## [Given problem]
What follows is a block of records; reproduce all of it verbatim.

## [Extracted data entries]
++++++
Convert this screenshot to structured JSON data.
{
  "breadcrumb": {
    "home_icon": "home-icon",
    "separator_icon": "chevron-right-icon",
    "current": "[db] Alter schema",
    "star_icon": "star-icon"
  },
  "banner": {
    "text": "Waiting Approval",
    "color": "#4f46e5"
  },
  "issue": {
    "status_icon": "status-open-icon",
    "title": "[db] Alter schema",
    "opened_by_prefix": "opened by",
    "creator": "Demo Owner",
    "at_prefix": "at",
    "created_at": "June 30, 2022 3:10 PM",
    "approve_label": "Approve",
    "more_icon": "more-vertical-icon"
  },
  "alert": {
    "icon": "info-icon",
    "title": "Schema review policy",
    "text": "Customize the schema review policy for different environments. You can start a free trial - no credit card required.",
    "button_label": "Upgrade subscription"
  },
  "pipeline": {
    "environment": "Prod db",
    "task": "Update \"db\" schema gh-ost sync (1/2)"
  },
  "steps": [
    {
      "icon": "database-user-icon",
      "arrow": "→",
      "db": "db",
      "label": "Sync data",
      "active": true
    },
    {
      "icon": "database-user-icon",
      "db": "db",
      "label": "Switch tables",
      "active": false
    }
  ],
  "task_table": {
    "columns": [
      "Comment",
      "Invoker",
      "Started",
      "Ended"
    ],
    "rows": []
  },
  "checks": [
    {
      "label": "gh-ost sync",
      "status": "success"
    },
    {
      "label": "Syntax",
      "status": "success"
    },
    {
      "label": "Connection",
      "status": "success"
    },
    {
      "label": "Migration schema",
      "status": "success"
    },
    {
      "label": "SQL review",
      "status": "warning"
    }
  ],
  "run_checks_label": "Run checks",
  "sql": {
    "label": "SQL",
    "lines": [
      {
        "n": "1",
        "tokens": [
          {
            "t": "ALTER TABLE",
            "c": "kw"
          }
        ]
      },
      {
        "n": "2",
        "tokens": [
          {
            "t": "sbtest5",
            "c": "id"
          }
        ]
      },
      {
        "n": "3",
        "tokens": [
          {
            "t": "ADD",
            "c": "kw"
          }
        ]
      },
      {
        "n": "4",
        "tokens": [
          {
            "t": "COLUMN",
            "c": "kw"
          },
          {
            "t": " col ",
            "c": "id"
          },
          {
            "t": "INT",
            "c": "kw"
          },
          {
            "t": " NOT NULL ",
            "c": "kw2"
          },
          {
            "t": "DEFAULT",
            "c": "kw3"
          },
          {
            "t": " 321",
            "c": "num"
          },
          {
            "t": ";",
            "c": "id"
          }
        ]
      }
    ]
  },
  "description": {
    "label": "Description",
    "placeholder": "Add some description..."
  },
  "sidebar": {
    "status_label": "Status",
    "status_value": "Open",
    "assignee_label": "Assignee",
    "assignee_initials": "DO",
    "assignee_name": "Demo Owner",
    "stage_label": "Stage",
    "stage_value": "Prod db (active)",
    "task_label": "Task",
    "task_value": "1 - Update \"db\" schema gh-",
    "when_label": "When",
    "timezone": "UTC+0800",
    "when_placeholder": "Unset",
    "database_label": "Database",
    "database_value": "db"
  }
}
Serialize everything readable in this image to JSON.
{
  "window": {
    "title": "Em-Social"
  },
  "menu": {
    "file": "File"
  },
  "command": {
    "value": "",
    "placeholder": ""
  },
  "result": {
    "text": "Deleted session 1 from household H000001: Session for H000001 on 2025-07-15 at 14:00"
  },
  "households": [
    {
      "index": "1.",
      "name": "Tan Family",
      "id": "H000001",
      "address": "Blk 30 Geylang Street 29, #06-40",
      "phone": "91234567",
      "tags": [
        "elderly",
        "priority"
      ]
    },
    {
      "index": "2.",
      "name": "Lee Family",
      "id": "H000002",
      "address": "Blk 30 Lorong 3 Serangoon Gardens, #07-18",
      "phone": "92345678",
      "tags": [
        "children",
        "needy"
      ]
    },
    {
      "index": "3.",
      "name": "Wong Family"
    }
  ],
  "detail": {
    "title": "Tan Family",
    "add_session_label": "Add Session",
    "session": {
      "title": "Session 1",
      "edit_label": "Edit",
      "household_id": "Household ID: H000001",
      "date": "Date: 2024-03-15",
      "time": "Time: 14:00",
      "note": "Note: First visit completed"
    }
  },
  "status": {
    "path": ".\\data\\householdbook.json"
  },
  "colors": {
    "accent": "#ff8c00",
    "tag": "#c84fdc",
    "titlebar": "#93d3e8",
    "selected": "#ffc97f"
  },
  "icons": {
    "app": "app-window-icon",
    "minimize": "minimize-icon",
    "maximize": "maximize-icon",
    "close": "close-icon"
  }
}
++++++
## [Solution to this task]
Convert this screenshot to structured JSON data.
{
  "breadcrumb": {
    "home_icon": "home-icon",
    "separator_icon": "chevron-right-icon",
    "current": "[db] Alter schema",
    "star_icon": "star-icon"
  },
  "banner": {
    "text": "Waiting Approval",
    "color": "#4f46e5"
  },
  "issue": {
    "status_icon": "status-open-icon",
    "title": "[db] Alter schema",
    "opened_by_prefix": "opened by",
    "creator": "Demo Owner",
    "at_prefix": "at",
    "created_at": "June 30, 2022 3:10 PM",
    "approve_label": "Approve",
    "more_icon": "more-vertical-icon"
  },
  "alert": {
    "icon": "info-icon",
    "title": "Schema review policy",
    "text": "Customize the schema review policy for different environments. You can start a free trial - no credit card required.",
    "button_label": "Upgrade subscription"
  },
  "pipeline": {
    "environment": "Prod db",
    "task": "Update \"db\" schema gh-ost sync (1/2)"
  },
  "steps": [
    {
      "icon": "database-user-icon",
      "arrow": "→",
      "db": "db",
      "label": "Sync data",
      "active": true
    },
    {
      "icon": "database-user-icon",
      "db": "db",
      "label": "Switch tables",
      "active": false
    }
  ],
  "task_table": {
    "columns": [
      "Comment",
      "Invoker",
      "Started",
      "Ended"
    ],
    "rows": []
  },
  "checks": [
    {
      "label": "gh-ost sync",
      "status": "success"
    },
    {
      "label": "Syntax",
      "status": "success"
    },
    {
      "label": "Connection",
      "status": "success"
    },
    {
      "label": "Migration schema",
      "status": "success"
    },
    {
      "label": "SQL review",
      "status": "warning"
    }
  ],
  "run_checks_label": "Run checks",
  "sql": {
    "label": "SQL",
    "lines": [
      {
        "n": "1",
        "tokens": [
          {
            "t": "ALTER TABLE",
            "c": "kw"
          }
        ]
      },
      {
        "n": "2",
        "tokens": [
          {
            "t": "sbtest5",
            "c": "id"
          }
        ]
      },
      {
        "n": "3",
        "tokens": [
          {
            "t": "ADD",
            "c": "kw"
          }
        ]
      },
      {
        "n": "4",
        "tokens": [
          {
            "t": "COLUMN",
            "c": "kw"
          },
          {
            "t": " col ",
            "c": "id"
          },
          {
            "t": "INT",
            "c": "kw"
          },
          {
            "t": " NOT NULL ",
            "c": "kw2"
          },
          {
            "t": "DEFAULT",
            "c": "kw3"
          },
          {
            "t": " 321",
            "c": "num"
          },
          {
            "t": ";",
            "c": "id"
          }
        ]
      }
    ]
  },
  "description": {
    "label": "Description",
    "placeholder": "Add some description..."
  },
  "sidebar": {
    "status_label": "Status",
    "status_value": "Open",
    "assignee_label": "Assignee",
    "assignee_initials": "DO",
    "assignee_name": "Demo Owner",
    "stage_label": "Stage",
    "stage_value": "Prod db (active)",
    "task_label": "Task",
    "task_value": "1 - Update \"db\" schema gh-",
    "when_label": "When",
    "timezone": "UTC+0800",
    "when_placeholder": "Unset",
    "database_label": "Database",
    "database_value": "db"
  }
}
Serialize everything readable in this image to JSON.
{
  "window": {
    "title": "Em-Social"
  },
  "menu": {
    "file": "File"
  },
  "command": {
    "value": "",
    "placeholder": ""
  },
  "result": {
    "text": "Deleted session 1 from household H000001: Session for H000001 on 2025-07-15 at 14:00"
  },
  "households": [
    {
      "index": "1.",
      "name": "Tan Family",
      "id": "H000001",
      "address": "Blk 30 Geylang Street 29, #06-40",
      "phone": "91234567",
      "tags": [
        "elderly",
        "priority"
      ]
    },
    {
      "index": "2.",
      "name": "Lee Family",
      "id": "H000002",
      "address": "Blk 30 Lorong 3 Serangoon Gardens, #07-18",
      "phone": "92345678",
      "tags": [
        "children",
        "needy"
      ]
    },
    {
      "index": "3.",
      "name": "Wong Family"
    }
  ],
  "detail": {
    "title": "Tan Family",
    "add_session_label": "Add Session",
    "session": {
      "title": "Session 1",
      "edit_label": "Edit",
      "household_id": "Household ID: H000001",
      "date": "Date: 2024-03-15",
      "time": "Time: 14:00",
      "note": "Note: First visit completed"
    }
  },
  "status": {
    "path": ".\\data\\householdbook.json"
  },
  "colors": {
    "accent": "#ff8c00",
    "tag": "#c84fdc",
    "titlebar": "#93d3e8",
    "selected": "#ffc97f"
  },
  "icons": {
    "app": "app-window-icon",
    "minimize": "minimize-icon",
    "maximize": "maximize-icon",
    "close": "close-icon"
  }
}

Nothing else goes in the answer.